> _EXERCISE OBJECTIVE_: Please copy all the lines that follow, word for word.

> _SOURCE DATA_:
------------

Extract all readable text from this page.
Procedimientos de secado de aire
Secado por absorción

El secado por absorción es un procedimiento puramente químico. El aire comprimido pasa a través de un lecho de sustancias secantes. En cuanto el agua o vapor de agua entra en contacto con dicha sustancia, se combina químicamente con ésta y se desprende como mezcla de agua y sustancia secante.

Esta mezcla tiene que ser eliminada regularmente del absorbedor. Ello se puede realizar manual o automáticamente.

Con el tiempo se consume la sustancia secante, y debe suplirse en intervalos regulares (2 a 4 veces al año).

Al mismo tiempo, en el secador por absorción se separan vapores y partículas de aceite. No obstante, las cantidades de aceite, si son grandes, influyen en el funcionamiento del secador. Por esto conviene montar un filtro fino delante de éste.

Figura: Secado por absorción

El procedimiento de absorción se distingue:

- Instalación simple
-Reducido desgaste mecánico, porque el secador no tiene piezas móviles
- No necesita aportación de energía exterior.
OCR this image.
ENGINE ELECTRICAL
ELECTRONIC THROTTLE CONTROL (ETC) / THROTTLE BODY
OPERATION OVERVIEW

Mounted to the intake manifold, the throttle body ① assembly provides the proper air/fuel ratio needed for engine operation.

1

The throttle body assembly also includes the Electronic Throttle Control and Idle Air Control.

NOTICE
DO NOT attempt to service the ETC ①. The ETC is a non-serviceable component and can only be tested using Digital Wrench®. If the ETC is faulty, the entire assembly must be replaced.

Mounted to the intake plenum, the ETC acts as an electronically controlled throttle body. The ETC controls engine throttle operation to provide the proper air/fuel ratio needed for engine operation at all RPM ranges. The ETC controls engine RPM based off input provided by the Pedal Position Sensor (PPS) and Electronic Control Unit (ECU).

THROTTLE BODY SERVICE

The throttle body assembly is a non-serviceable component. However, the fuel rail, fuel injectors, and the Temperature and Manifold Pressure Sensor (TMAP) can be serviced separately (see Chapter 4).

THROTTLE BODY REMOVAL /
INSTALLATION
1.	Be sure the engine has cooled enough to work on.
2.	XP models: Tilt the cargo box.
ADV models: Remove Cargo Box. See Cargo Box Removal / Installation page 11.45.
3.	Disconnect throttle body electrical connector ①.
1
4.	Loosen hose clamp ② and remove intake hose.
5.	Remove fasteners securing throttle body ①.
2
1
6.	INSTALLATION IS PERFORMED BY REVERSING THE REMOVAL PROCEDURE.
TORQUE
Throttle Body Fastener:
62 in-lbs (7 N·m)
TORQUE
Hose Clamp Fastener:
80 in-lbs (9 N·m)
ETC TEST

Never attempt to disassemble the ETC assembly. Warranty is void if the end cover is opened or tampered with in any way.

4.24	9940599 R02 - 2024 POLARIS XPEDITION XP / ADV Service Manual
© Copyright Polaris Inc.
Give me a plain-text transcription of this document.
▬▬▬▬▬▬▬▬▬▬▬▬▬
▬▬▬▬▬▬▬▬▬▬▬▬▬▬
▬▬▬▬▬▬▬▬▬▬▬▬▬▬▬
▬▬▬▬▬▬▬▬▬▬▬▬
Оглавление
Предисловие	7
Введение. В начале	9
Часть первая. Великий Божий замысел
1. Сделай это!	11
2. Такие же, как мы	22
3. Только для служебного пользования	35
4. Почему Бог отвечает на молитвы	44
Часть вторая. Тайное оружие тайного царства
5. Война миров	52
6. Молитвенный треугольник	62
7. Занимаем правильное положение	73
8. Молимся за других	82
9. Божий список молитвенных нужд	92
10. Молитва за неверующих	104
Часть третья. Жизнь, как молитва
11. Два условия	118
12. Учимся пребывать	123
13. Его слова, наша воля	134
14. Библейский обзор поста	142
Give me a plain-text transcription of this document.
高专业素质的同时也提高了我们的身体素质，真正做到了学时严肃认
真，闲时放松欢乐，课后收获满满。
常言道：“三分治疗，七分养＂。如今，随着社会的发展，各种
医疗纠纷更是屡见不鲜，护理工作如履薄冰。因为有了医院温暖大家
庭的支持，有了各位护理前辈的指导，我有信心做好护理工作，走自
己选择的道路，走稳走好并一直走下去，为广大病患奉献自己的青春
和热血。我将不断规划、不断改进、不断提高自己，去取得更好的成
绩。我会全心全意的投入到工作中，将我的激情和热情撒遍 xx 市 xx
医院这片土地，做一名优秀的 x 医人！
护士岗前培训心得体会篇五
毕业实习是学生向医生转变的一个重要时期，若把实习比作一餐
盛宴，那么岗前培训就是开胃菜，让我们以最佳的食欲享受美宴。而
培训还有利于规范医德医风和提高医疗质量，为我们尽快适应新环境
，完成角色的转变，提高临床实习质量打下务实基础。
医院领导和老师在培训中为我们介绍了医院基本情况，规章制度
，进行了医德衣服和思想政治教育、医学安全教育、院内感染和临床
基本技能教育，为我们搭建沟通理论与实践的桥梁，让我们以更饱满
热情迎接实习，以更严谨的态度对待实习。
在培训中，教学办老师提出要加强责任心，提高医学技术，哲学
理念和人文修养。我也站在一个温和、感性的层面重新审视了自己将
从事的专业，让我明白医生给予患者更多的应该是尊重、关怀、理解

------------

> _FULL SOLUTION_:
Extract all readable text from this page.
Procedimientos de secado de aire
Secado por absorción

El secado por absorción es un procedimiento puramente químico. El aire comprimido pasa a través de un lecho de sustancias secantes. En cuanto el agua o vapor de agua entra en contacto con dicha sustancia, se combina químicamente con ésta y se desprende como mezcla de agua y sustancia secante.

Esta mezcla tiene que ser eliminada regularmente del absorbedor. Ello se puede realizar manual o automáticamente.

Con el tiempo se consume la sustancia secante, y debe suplirse en intervalos regulares (2 a 4 veces al año).

Al mismo tiempo, en el secador por absorción se separan vapores y partículas de aceite. No obstante, las cantidades de aceite, si son grandes, influyen en el funcionamiento del secador. Por esto conviene montar un filtro fino delante de éste.

Figura: Secado por absorción

El procedimiento de absorción se distingue:

- Instalación simple
-Reducido desgaste mecánico, porque el secador no tiene piezas móviles
- No necesita aportación de energía exterior.
OCR this image.
ENGINE ELECTRICAL
ELECTRONIC THROTTLE CONTROL (ETC) / THROTTLE BODY
OPERATION OVERVIEW

Mounted to the intake manifold, the throttle body ① assembly provides the proper air/fuel ratio needed for engine operation.

1

The throttle body assembly also includes the Electronic Throttle Control and Idle Air Control.

NOTICE
DO NOT attempt to service the ETC ①. The ETC is a non-serviceable component and can only be tested using Digital Wrench®. If the ETC is faulty, the entire assembly must be replaced.

Mounted to the intake plenum, the ETC acts as an electronically controlled throttle body. The ETC controls engine throttle operation to provide the proper air/fuel ratio needed for engine operation at all RPM ranges. The ETC controls engine RPM based off input provided by the Pedal Position Sensor (PPS) and Electronic Control Unit (ECU).

THROTTLE BODY SERVICE

The throttle body assembly is a non-serviceable component. However, the fuel rail, fuel injectors, and the Temperature and Manifold Pressure Sensor (TMAP) can be serviced separately (see Chapter 4).

THROTTLE BODY REMOVAL /
INSTALLATION
1.	Be sure the engine has cooled enough to work on.
2.	XP models: Tilt the cargo box.
ADV models: Remove Cargo Box. See Cargo Box Removal / Installation page 11.45.
3.	Disconnect throttle body electrical connector ①.
1
4.	Loosen hose clamp ② and remove intake hose.
5.	Remove fasteners securing throttle body ①.
2
1
6.	INSTALLATION IS PERFORMED BY REVERSING THE REMOVAL PROCEDURE.
TORQUE
Throttle Body Fastener:
62 in-lbs (7 N·m)
TORQUE
Hose Clamp Fastener:
80 in-lbs (9 N·m)
ETC TEST

Never attempt to disassemble the ETC assembly. Warranty is void if the end cover is opened or tampered with in any way.

4.24	9940599 R02 - 2024 POLARIS XPEDITION XP / ADV Service Manual
© Copyright Polaris Inc.
Give me a plain-text transcription of this document.
▬▬▬▬▬▬▬▬▬▬▬▬▬
▬▬▬▬▬▬▬▬▬▬▬▬▬▬
▬▬▬▬▬▬▬▬▬▬▬▬▬▬▬
▬▬▬▬▬▬▬▬▬▬▬▬
Оглавление
Предисловие	7
Введение. В начале	9
Часть первая. Великий Божий замысел
1. Сделай это!	11
2. Такие же, как мы	22
3. Только для служебного пользования	35
4. Почему Бог отвечает на молитвы	44
Часть вторая. Тайное оружие тайного царства
5. Война миров	52
6. Молитвенный треугольник	62
7. Занимаем правильное положение	73
8. Молимся за других	82
9. Божий список молитвенных нужд	92
10. Молитва за неверующих	104
Часть третья. Жизнь, как молитва
11. Два условия	118
12. Учимся пребывать	123
13. Его слова, наша воля	134
14. Библейский обзор поста	142
Give me a plain-text transcription of this document.
高专业素质的同时也提高了我们的身体素质，真正做到了学时严肃认
真，闲时放松欢乐，课后收获满满。
常言道：“三分治疗，七分养＂。如今，随着社会的发展，各种
医疗纠纷更是屡见不鲜，护理工作如履薄冰。因为有了医院温暖大家
庭的支持，有了各位护理前辈的指导，我有信心做好护理工作，走自
己选择的道路，走稳走好并一直走下去，为广大病患奉献自己的青春
和热血。我将不断规划、不断改进、不断提高自己，去取得更好的成
绩。我会全心全意的投入到工作中，将我的激情和热情撒遍 xx 市 xx
医院这片土地，做一名优秀的 x 医人！
护士岗前培训心得体会篇五
毕业实习是学生向医生转变的一个重要时期，若把实习比作一餐
盛宴，那么岗前培训就是开胃菜，让我们以最佳的食欲享受美宴。而
培训还有利于规范医德医风和提高医疗质量，为我们尽快适应新环境
，完成角色的转变，提高临床实习质量打下务实基础。
医院领导和老师在培训中为我们介绍了医院基本情况，规章制度
，进行了医德衣服和思想政治教育、医学安全教育、院内感染和临床
基本技能教育，为我们搭建沟通理论与实践的桥梁，让我们以更饱满
热情迎接实习，以更严谨的态度对待实习。
在培训中，教学办老师提出要加强责任心，提高医学技术，哲学
理念和人文修养。我也站在一个温和、感性的层面重新审视了自己将
从事的专业，让我明白医生给予患者更多的应该是尊重、关怀、理解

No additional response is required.